[WRITTEN PROBLEM]
Work out the number of lines containing "REPAIR". Answer with nothing but that number.

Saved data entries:
▬▬▬▬▬▬
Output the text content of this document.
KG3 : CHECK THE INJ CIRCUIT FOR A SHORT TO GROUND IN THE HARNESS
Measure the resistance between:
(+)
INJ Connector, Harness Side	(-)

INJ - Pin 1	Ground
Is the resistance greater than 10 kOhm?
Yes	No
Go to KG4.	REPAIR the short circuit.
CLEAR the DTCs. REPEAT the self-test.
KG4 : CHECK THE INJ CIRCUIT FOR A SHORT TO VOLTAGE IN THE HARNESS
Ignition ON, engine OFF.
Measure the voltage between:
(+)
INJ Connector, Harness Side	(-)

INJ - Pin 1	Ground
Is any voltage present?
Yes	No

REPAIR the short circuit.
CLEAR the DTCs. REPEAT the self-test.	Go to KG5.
▬▬▬▬▬▬
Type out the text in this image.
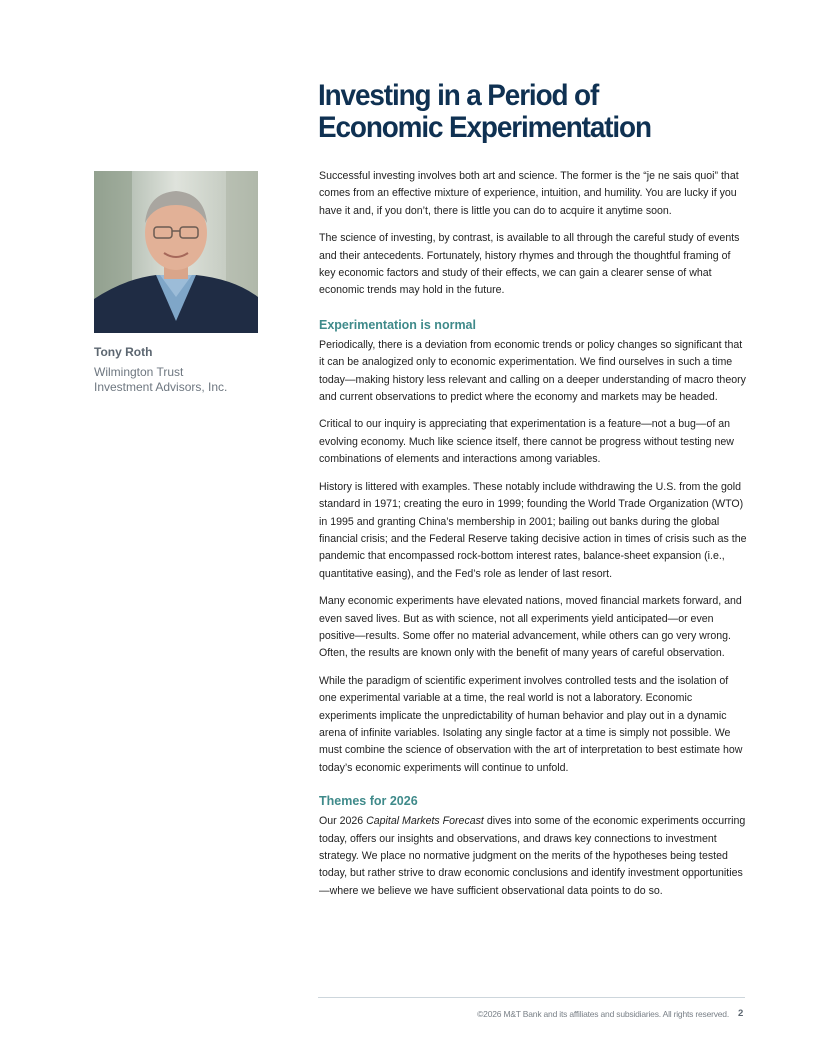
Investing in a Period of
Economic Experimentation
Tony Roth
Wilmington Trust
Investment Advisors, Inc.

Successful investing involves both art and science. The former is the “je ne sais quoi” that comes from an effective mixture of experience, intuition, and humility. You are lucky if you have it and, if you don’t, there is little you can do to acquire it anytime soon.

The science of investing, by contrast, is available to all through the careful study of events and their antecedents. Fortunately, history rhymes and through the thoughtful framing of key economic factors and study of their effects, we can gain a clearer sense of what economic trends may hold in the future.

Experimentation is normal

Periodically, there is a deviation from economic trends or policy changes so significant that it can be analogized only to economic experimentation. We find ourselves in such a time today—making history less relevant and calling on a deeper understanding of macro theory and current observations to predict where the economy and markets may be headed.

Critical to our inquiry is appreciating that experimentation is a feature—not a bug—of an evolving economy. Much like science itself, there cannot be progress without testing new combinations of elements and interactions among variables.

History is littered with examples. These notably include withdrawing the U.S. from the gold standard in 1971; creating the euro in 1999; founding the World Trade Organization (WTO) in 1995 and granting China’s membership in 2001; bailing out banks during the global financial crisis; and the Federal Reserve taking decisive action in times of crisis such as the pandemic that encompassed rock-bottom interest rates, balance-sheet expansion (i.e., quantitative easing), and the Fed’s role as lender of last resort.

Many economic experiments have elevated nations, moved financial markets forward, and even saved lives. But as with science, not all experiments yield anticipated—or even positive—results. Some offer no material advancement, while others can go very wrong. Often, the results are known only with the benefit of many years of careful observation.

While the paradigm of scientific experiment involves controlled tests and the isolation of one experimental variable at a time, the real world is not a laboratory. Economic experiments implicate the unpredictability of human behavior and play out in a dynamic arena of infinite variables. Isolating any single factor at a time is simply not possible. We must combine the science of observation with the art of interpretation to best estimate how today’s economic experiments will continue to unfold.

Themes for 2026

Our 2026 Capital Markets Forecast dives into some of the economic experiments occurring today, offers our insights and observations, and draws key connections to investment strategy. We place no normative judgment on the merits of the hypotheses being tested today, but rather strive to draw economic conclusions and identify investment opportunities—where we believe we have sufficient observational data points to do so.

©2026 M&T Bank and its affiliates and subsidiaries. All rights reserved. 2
▬▬▬▬▬▬
[ANSWER IN FULL]
2